— Begin —
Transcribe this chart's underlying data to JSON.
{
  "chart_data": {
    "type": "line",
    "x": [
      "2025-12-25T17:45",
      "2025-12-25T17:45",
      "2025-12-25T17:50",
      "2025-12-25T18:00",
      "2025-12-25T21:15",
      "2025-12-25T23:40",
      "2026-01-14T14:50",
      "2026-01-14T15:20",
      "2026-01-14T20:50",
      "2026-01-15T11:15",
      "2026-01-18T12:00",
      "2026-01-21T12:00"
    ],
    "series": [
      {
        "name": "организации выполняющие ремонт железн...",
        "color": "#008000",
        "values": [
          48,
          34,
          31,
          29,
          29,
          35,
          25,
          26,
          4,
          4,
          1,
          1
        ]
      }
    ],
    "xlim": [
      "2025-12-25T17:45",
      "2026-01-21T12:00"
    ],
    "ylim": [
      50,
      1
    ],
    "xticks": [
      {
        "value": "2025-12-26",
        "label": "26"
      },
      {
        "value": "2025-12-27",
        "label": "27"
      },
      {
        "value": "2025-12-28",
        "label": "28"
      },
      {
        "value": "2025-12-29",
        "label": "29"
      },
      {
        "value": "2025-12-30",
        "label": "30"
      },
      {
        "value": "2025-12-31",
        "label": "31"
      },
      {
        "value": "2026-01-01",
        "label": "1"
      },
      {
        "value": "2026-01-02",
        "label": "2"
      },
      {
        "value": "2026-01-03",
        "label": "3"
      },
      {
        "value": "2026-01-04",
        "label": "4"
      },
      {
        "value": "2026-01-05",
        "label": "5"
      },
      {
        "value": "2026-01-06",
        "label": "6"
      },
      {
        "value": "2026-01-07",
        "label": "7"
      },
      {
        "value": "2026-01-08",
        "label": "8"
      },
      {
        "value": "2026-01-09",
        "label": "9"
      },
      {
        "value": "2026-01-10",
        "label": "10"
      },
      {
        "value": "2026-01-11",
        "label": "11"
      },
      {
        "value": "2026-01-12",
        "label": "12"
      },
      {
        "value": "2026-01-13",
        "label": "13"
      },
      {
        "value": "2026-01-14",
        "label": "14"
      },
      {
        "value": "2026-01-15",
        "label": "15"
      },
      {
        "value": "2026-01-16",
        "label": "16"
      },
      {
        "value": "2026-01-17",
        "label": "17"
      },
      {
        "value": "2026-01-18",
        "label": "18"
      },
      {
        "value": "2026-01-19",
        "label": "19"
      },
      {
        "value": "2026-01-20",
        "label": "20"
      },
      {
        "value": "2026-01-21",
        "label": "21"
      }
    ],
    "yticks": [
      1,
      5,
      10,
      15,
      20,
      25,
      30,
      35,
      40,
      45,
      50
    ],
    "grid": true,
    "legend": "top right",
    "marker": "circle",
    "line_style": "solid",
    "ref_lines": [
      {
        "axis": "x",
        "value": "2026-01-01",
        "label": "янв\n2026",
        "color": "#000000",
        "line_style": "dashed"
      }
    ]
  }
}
— End —
Copy all of the material word for word.

Transcribe this chart's underlying data to JSON.
{
  "chart_data": {
    "type": "line",
    "x": [
      "2025-12-25T17:45",
      "2025-12-25T17:45",
      "2025-12-25T17:50",
      "2025-12-25T18:00",
      "2025-12-25T21:15",
      "2025-12-25T23:40",
      "2026-01-14T14:50",
      "2026-01-14T15:20",
      "2026-01-14T20:50",
      "2026-01-15T11:15",
      "2026-01-18T12:00",
      "2026-01-21T12:00"
    ],
    "series": [
      {
        "name": "организации выполняющие ремонт железн...",
        "color": "#008000",
        "values": [
          48,
          34,
          31,
          29,
          29,
          35,
          25,
          26,
          4,
          4,
          1,
          1
        ]
      }
    ],
    "xlim": [
      "2025-12-25T17:45",
      "2026-01-21T12:00"
    ],
    "ylim": [
      50,
      1
    ],
    "xticks": [
      {
        "value": "2025-12-26",
        "label": "26"
      },
      {
        "value": "2025-12-27",
        "label": "27"
      },
      {
        "value": "2025-12-28",
        "label": "28"
      },
      {
        "value": "2025-12-29",
        "label": "29"
      },
      {
        "value": "2025-12-30",
        "label": "30"
      },
      {
        "value": "2025-12-31",
        "label": "31"
      },
      {
        "value": "2026-01-01",
        "label": "1"
      },
      {
        "value": "2026-01-02",
        "label": "2"
      },
      {
        "value": "2026-01-03",
        "label": "3"
      },
      {
        "value": "2026-01-04",
        "label": "4"
      },
      {
        "value": "2026-01-05",
        "label": "5"
      },
      {
        "value": "2026-01-06",
        "label": "6"
      },
      {
        "value": "2026-01-07",
        "label": "7"
      },
      {
        "value": "2026-01-08",
        "label": "8"
      },
      {
        "value": "2026-01-09",
        "label": "9"
      },
      {
        "value": "2026-01-10",
        "label": "10"
      },
      {
        "value": "2026-01-11",
        "label": "11"
      },
      {
        "value": "2026-01-12",
        "label": "12"
      },
      {
        "value": "2026-01-13",
        "label": "13"
      },
      {
        "value": "2026-01-14",
        "label": "14"
      },
      {
        "value": "2026-01-15",
        "label": "15"
      },
      {
        "value": "2026-01-16",
        "label": "16"
      },
      {
        "value": "2026-01-17",
        "label": "17"
      },
      {
        "value": "2026-01-18",
        "label": "18"
      },
      {
        "value": "2026-01-19",
        "label": "19"
      },
      {
        "value": "2026-01-20",
        "label": "20"
      },
      {
        "value": "2026-01-21",
        "label": "21"
      }
    ],
    "yticks": [
      1,
      5,
      10,
      15,
      20,
      25,
      30,
      35,
      40,
      45,
      50
    ],
    "grid": true,
    "legend": "top right",
    "marker": "circle",
    "line_style": "solid",
    "ref_lines": [
      {
        "axis": "x",
        "value": "2026-01-01",
        "label": "янв\n2026",
        "color": "#000000",
        "line_style": "dashed"
      }
    ]
  }
}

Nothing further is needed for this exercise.